• TASK DESCRIPTION
Of the lines in the listing, how many include the string "Resolvent"? Write the number and nothing else.

• STORED ROWS

◇ ◇ ◇ ◇ ◇

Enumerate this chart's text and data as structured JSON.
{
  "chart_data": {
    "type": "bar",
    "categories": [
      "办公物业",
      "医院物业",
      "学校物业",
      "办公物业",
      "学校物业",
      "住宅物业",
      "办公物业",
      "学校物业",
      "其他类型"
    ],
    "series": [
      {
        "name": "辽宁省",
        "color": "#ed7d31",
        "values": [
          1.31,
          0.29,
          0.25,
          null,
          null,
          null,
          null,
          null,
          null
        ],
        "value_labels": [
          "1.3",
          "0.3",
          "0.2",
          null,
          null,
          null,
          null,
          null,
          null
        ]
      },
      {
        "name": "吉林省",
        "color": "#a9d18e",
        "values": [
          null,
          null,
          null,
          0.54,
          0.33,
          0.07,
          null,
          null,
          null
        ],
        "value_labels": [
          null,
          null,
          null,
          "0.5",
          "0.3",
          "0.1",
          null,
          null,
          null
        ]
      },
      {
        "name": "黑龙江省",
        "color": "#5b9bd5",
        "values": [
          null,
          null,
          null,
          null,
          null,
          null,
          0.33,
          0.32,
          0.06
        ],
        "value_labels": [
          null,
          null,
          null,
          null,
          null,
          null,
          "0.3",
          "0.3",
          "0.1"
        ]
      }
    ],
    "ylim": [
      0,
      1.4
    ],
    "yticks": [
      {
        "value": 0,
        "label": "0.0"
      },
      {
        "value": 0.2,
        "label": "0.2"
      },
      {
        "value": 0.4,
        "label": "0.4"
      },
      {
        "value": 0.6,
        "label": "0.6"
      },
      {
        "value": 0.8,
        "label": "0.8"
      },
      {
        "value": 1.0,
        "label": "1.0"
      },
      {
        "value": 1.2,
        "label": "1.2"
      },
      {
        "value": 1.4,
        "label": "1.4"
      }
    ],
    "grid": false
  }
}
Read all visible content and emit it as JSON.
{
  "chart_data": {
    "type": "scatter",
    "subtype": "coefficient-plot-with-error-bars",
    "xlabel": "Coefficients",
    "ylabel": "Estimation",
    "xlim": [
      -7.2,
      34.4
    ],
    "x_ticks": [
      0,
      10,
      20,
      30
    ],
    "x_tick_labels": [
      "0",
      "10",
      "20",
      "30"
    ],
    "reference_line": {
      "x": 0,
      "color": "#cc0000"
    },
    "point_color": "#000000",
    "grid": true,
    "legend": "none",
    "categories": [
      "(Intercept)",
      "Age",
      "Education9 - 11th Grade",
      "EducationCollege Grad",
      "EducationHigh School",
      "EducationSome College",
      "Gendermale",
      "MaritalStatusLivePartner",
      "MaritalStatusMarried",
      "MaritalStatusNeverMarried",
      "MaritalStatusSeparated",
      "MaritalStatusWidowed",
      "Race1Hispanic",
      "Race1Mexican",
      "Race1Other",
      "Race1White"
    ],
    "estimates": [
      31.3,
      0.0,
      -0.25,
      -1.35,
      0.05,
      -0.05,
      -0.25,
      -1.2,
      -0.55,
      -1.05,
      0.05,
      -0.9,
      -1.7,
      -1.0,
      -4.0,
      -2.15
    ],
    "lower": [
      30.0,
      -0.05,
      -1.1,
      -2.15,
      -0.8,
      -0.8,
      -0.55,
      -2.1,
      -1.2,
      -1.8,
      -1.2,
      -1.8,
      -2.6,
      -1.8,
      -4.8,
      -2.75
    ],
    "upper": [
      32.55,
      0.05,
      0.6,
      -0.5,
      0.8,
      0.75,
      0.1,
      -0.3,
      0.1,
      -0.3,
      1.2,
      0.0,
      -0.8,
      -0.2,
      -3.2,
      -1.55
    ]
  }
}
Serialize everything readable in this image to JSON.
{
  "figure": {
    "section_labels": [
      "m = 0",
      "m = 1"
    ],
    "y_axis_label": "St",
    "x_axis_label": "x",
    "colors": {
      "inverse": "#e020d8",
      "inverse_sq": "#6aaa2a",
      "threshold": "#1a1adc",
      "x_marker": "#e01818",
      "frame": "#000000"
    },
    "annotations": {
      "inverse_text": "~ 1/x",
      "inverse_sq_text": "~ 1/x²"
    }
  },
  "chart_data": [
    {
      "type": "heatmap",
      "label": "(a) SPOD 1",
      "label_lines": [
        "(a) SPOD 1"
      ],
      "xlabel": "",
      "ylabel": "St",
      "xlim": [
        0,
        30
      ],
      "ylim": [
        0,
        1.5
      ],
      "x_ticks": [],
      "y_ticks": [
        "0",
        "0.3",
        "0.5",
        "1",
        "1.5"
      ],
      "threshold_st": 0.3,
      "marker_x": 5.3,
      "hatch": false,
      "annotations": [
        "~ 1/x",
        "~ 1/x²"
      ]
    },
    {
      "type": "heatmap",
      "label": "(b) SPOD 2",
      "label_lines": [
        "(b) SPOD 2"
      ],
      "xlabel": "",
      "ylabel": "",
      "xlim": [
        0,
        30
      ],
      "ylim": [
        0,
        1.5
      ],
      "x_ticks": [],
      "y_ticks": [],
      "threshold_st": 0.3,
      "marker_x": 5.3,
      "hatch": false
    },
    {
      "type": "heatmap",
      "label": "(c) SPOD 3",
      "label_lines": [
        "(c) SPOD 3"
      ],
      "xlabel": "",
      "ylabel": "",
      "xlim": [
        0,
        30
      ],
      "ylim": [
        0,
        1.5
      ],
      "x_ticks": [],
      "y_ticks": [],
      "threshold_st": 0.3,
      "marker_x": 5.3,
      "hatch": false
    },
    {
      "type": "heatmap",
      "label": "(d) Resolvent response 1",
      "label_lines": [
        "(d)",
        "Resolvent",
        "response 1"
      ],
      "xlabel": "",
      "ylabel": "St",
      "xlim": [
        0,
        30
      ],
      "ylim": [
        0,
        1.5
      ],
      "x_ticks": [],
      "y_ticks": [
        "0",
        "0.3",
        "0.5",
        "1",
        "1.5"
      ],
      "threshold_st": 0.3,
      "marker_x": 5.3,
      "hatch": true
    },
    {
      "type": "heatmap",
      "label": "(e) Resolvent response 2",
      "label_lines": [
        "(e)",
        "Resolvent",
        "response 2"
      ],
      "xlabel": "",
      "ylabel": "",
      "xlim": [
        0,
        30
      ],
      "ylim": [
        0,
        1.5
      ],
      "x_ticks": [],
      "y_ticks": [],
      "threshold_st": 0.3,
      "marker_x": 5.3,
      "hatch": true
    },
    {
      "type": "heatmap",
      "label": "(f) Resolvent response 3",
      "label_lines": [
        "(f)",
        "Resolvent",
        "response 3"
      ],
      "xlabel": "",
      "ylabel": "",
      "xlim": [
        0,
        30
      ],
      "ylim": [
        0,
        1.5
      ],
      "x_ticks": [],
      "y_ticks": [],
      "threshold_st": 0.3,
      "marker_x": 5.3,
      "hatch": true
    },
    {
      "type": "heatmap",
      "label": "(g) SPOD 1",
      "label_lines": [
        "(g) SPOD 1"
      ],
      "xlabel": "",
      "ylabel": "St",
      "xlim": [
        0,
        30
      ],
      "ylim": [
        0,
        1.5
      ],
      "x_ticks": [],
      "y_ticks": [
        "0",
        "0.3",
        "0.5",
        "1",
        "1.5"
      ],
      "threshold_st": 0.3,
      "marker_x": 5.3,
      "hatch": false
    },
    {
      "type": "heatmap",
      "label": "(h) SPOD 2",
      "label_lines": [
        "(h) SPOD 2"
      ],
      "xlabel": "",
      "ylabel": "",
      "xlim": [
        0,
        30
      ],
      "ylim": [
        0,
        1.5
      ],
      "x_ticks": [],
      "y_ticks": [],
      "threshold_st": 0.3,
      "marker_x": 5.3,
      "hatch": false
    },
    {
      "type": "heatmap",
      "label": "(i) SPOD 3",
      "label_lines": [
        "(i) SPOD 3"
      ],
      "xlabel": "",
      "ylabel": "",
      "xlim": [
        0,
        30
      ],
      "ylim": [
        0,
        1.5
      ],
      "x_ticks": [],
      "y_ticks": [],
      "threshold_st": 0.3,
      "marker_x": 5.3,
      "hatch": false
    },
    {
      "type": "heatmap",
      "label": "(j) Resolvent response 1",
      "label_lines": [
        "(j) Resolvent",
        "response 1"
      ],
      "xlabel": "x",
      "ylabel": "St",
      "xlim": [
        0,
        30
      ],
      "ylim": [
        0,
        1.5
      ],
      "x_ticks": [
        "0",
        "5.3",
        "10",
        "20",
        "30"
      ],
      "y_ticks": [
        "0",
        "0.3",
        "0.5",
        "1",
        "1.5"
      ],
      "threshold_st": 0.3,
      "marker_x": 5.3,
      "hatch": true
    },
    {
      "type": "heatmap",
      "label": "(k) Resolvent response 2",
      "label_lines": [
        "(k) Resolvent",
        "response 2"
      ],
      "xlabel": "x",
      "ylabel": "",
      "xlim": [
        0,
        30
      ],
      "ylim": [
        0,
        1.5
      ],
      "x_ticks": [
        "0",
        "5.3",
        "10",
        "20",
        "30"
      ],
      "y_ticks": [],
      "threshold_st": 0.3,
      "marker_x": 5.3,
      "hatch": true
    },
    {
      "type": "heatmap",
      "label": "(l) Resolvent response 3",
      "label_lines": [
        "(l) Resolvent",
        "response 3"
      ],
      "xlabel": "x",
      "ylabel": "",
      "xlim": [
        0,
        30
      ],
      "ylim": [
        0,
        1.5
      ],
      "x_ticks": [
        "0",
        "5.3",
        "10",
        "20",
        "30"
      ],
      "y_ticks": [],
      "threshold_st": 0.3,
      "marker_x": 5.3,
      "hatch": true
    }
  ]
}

◇ ◇ ◇ ◇ ◇

• CORRECT RESPONSE
12